■ **Task instructions**: Copy the lines from the records below word for word, beginning at the line that contains "Patent image size: (421, 545)." and ending after the line that contains "The nozzle 156 is at (317, 333).".

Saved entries
══════

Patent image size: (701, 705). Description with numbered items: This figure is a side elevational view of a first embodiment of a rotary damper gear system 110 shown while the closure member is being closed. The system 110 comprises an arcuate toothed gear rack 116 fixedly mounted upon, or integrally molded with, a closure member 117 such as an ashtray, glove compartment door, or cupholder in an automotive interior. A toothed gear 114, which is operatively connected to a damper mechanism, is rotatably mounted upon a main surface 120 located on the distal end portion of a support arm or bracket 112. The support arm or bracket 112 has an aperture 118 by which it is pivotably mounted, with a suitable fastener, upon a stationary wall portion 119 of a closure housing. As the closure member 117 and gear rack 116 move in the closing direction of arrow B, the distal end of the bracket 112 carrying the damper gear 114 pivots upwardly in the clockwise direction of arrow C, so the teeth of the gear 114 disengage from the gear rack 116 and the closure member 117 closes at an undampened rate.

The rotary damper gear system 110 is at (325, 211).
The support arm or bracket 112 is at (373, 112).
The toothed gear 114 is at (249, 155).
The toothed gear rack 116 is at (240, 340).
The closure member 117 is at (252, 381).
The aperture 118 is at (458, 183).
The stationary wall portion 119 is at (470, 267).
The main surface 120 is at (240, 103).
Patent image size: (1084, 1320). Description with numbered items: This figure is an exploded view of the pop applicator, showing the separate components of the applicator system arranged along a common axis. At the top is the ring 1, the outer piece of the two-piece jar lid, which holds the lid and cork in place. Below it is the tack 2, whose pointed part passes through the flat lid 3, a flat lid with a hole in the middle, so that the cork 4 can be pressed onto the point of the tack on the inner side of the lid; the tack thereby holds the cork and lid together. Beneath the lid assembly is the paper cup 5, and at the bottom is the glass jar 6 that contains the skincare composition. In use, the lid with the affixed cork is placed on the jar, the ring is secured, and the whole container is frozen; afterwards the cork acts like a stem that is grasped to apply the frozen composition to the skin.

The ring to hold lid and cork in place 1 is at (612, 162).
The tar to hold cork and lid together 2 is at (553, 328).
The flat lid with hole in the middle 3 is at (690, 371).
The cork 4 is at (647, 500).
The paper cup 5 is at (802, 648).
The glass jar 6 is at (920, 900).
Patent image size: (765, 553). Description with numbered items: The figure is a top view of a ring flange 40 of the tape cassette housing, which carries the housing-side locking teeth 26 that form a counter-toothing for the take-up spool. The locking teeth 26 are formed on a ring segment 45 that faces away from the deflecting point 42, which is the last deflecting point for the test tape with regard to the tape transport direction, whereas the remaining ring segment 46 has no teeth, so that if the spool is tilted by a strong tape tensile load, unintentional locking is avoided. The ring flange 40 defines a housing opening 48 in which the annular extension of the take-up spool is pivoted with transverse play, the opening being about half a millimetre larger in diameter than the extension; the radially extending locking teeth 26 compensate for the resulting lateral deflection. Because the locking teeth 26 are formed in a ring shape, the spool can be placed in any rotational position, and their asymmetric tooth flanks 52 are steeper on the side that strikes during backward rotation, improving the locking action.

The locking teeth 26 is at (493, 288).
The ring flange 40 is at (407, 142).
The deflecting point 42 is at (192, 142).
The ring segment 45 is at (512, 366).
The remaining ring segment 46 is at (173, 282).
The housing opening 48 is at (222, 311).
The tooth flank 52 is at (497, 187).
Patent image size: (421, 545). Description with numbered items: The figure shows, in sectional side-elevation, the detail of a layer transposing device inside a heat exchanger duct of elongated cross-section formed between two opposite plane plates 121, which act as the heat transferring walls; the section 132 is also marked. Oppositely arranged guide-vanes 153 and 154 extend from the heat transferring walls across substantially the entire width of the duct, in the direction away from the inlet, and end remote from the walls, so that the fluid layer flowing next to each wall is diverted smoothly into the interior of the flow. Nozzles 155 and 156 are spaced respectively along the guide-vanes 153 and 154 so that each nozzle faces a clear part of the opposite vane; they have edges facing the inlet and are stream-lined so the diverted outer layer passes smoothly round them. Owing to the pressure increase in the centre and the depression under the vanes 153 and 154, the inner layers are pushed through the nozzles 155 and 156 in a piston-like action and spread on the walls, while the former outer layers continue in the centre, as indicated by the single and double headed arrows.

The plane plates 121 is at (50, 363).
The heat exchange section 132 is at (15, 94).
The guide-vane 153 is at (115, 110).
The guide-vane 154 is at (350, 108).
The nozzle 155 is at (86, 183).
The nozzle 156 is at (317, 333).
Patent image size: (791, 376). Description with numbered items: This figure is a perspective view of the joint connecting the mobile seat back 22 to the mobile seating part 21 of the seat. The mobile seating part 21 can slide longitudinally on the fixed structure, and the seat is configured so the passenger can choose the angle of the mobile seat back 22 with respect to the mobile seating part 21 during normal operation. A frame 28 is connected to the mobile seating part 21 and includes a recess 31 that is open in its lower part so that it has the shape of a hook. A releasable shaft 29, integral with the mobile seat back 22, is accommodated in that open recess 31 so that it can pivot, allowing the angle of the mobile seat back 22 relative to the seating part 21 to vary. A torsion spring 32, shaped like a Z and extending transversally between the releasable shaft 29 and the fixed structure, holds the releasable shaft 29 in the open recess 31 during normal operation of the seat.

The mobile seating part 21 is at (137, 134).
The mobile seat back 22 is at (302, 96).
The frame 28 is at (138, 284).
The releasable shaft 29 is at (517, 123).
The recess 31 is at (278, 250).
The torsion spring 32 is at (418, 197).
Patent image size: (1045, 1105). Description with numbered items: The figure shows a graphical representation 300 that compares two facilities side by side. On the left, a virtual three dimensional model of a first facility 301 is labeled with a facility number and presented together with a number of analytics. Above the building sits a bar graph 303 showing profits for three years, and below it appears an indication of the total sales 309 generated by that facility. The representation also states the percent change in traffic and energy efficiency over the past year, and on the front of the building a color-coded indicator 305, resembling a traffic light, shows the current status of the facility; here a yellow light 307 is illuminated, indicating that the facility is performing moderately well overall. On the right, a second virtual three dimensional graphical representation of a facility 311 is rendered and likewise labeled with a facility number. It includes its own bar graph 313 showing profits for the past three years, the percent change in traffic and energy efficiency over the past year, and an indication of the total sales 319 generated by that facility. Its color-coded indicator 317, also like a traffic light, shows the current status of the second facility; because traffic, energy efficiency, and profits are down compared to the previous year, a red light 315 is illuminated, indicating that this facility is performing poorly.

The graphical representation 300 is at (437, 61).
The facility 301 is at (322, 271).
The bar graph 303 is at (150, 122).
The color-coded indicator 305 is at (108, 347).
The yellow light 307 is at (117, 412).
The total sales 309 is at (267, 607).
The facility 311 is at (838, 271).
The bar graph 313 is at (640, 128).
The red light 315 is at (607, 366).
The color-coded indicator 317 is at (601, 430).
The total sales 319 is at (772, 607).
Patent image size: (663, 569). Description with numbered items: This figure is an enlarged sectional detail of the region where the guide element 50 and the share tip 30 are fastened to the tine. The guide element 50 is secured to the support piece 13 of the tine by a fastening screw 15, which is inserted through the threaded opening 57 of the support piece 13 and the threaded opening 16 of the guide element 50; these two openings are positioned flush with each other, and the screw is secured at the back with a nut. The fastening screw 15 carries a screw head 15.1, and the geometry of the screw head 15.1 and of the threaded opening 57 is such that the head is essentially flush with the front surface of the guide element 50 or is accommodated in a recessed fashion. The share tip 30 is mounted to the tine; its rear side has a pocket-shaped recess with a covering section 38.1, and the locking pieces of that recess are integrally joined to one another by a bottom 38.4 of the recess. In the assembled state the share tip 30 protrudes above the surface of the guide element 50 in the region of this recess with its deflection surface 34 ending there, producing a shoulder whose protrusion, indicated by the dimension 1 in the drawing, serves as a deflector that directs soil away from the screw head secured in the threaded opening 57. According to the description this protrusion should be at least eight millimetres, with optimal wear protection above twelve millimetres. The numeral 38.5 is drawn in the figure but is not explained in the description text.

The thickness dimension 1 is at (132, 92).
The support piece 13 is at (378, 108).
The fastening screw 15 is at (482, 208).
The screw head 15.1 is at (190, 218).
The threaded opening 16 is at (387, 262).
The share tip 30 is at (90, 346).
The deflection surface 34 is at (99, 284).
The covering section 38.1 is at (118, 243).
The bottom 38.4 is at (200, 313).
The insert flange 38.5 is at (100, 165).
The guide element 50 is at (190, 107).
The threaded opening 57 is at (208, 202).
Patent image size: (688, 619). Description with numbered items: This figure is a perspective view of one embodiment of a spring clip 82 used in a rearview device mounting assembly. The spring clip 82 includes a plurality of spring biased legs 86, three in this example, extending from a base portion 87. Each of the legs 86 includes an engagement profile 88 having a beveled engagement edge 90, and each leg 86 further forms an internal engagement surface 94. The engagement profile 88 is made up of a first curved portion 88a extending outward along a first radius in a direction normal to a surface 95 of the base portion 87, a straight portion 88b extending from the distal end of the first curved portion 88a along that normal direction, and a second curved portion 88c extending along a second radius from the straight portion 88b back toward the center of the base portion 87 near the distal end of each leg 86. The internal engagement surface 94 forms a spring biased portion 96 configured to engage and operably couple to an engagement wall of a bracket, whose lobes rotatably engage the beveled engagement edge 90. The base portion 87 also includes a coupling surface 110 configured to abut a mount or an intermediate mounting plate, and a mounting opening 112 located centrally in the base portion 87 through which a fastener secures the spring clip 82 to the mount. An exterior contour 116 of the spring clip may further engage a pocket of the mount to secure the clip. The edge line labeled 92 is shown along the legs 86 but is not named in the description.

══════

■ **Completed exercise**:
Patent image size: (421, 545). Description with numbered items: The figure shows, in sectional side-elevation, the detail of a layer transposing device inside a heat exchanger duct of elongated cross-section formed between two opposite plane plates 121, which act as the heat transferring walls; the section 132 is also marked. Oppositely arranged guide-vanes 153 and 154 extend from the heat transferring walls across substantially the entire width of the duct, in the direction away from the inlet, and end remote from the walls, so that the fluid layer flowing next to each wall is diverted smoothly into the interior of the flow. Nozzles 155 and 156 are spaced respectively along the guide-vanes 153 and 154 so that each nozzle faces a clear part of the opposite vane; they have edges facing the inlet and are stream-lined so the diverted outer layer passes smoothly round them. Owing to the pressure increase in the centre and the depression under the vanes 153 and 154, the inner layers are pushed through the nozzles 155 and 156 in a piston-like action and spread on the walls, while the former outer layers continue in the centre, as indicated by the single and double headed arrows.

The plane plates 121 is at (50, 363).
The heat exchange section 132 is at (15, 94).
The guide-vane 153 is at (115, 110).
The guide-vane 154 is at (350, 108).
The nozzle 155 is at (86, 183).
The nozzle 156 is at (317, 333).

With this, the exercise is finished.